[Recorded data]
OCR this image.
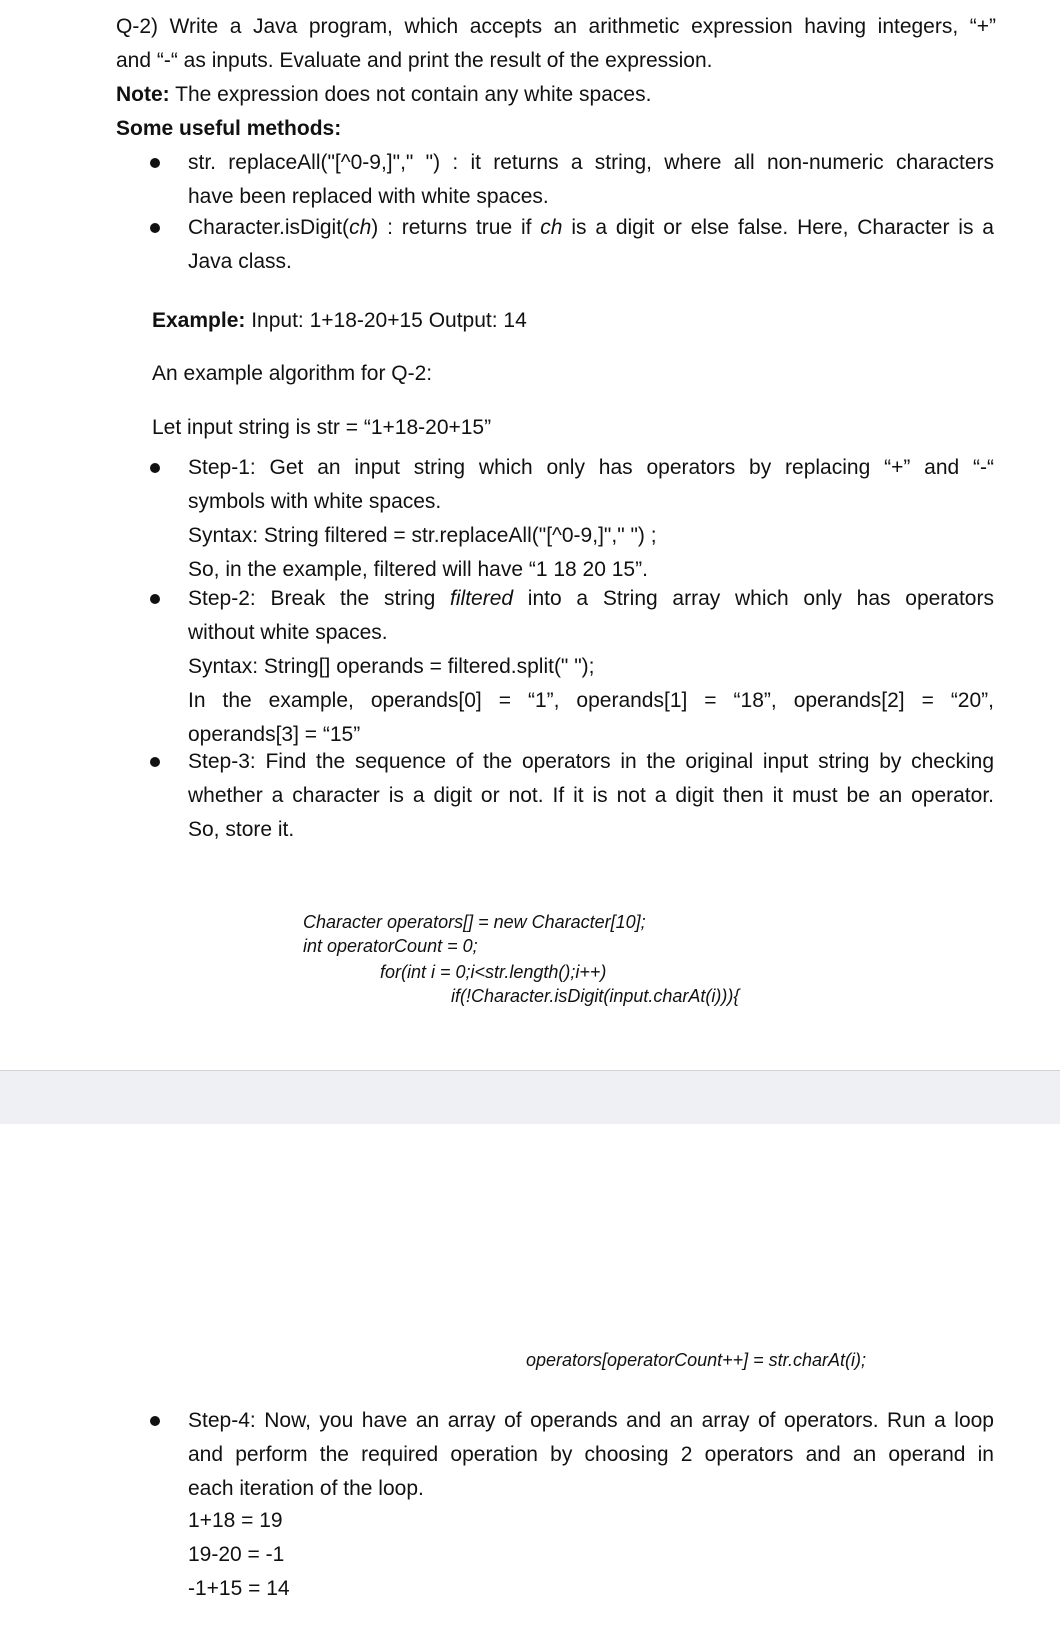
Q-2) Write a Java program, which accepts an arithmetic expression having integers, “+”

and “-“ as inputs. Evaluate and print the result of the expression.

Note: The expression does not contain any white spaces.
Some useful methods:
str. replaceAll("[^0-9,]"," ") : it returns a string, where all non-numeric characters
have been replaced with white spaces.
Character.isDigit(ch) : returns true if ch is a digit or else false. Here, Character is a
Java class.
Example: Input: 1+18-20+15 Output: 14
An example algorithm for Q-2:
Let input string is str = “1+18-20+15”
Step-1: Get an input string which only has operators by replacing “+” and “-“
symbols with white spaces.
Syntax: String filtered = str.replaceAll("[^0-9,]"," ") ;
So, in the example, filtered will have “1 18 20 15”.
Step-2: Break the string filtered into a String array which only has operators
without white spaces.
Syntax: String[] operands = filtered.split(" ");
In the example, operands[0] = “1”, operands[1] = “18”, operands[2] = “20”,
operands[3] = “15”
Step-3: Find the sequence of the operators in the original input string by checking
whether a character is a digit or not. If it is not a digit then it must be an operator.
So, store it.
Character operators[] = new Character[10];
int operatorCount = 0;
for(int i = 0;i<str.length();i++)
if(!Character.isDigit(input.charAt(i))){
operators[operatorCount++] = str.charAt(i);
Step-4: Now, you have an array of operands and an array of operators. Run a loop
and perform the required operation by choosing 2 operators and an operand in
each iteration of the loop.
1+18 = 19
19-20 = -1
-1+15 = 14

> [Problem]: In the records, locate each line holding the string "filtered" and copy it.

> [Response to this exercise]:
Syntax: String filtered = str.replaceAll("[^0-9,]"," ") ;
So, in the example, filtered will have “1 18 20 15”.
Step-2: Break the string filtered into a String array which only has operators
Syntax: String[] operands = filtered.split(" ");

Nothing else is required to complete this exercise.